[Data entries]
* * * * * * * * *
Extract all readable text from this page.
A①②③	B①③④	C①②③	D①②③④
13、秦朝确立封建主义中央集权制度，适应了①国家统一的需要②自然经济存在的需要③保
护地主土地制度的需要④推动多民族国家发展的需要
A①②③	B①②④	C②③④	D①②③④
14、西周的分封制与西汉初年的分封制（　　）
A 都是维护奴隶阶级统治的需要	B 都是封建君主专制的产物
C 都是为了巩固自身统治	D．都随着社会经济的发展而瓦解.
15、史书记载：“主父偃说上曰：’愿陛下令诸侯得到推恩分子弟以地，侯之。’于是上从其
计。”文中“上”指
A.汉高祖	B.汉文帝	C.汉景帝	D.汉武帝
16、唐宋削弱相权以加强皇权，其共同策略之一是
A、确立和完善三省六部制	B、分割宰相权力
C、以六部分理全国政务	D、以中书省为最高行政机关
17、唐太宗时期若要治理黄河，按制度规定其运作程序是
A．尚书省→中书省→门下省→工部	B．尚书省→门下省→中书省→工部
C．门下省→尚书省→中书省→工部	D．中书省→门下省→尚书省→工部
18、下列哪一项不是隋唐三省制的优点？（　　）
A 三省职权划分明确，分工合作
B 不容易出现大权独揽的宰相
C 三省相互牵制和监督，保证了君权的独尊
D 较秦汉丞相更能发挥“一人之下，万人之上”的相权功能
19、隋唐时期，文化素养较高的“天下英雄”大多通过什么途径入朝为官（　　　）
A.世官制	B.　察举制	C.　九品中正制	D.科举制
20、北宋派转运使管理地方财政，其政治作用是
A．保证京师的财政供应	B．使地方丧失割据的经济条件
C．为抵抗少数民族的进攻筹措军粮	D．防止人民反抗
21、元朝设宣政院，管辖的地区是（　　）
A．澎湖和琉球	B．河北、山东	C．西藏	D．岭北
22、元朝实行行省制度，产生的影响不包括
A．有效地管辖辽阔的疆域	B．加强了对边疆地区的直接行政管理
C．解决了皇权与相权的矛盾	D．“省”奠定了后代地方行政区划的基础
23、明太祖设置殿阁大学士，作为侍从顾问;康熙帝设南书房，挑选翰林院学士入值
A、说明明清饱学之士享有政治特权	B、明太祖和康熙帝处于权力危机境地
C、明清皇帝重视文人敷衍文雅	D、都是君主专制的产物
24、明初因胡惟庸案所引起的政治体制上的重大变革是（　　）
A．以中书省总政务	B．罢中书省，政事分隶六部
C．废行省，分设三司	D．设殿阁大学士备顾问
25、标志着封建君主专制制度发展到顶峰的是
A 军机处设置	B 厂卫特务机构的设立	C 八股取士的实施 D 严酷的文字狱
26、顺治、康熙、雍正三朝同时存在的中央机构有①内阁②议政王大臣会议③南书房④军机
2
* * * * * * * * *
TASK PROMPT:
Work out how many lines above have the string "D①②③④" in them, and give only the number.

WORKED SOLUTION:
2